Your instructions => Select from the records below every line that has the word "Past" in it.

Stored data
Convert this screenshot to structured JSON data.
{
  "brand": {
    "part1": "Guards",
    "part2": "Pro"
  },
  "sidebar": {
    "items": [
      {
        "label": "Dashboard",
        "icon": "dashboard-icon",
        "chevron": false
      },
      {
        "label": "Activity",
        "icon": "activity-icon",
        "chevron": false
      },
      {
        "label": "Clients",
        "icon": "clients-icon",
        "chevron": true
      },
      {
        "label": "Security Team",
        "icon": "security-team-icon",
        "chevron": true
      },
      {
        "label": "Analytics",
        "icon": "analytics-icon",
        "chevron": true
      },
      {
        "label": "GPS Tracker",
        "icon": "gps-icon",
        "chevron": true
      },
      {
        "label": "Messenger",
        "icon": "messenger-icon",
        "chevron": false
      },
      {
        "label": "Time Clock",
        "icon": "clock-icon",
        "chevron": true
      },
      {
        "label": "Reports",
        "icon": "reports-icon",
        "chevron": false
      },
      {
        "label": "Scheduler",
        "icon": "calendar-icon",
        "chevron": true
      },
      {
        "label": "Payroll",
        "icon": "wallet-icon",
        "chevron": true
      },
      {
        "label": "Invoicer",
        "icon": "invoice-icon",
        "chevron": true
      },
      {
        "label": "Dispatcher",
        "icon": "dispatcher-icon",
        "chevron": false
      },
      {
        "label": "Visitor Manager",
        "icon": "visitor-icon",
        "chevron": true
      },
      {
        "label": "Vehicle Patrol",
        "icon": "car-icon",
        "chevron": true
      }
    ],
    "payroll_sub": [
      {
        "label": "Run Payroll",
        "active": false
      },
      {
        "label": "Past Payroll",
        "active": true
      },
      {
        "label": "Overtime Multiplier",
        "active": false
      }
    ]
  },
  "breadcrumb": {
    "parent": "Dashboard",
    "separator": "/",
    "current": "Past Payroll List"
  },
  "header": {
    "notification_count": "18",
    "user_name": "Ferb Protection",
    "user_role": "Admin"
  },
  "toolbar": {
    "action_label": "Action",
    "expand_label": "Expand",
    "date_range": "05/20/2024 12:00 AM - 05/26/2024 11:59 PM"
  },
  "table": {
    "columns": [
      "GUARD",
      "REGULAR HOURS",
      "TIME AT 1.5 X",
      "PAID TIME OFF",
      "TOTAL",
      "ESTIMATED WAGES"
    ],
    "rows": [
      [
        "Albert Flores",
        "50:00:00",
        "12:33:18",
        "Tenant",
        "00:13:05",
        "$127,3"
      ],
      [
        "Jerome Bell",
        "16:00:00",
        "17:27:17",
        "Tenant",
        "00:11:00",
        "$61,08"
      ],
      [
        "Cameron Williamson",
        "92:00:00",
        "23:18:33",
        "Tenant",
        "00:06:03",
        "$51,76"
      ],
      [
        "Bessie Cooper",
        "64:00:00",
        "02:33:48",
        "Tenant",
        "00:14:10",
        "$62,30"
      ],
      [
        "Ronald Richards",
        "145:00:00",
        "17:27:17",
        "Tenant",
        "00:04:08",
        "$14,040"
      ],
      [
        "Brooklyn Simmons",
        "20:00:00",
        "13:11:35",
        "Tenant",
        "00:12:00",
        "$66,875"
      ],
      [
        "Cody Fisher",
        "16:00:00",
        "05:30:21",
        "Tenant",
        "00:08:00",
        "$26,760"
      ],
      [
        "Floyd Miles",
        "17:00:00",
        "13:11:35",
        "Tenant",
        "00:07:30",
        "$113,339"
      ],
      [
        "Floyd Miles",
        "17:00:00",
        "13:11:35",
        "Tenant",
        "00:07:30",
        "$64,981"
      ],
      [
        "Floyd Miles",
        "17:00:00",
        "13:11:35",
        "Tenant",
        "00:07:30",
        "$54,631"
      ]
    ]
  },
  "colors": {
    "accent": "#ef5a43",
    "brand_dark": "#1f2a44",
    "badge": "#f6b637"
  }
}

The answer =>
        "label": "Past Payroll",
    "current": "Past Payroll List"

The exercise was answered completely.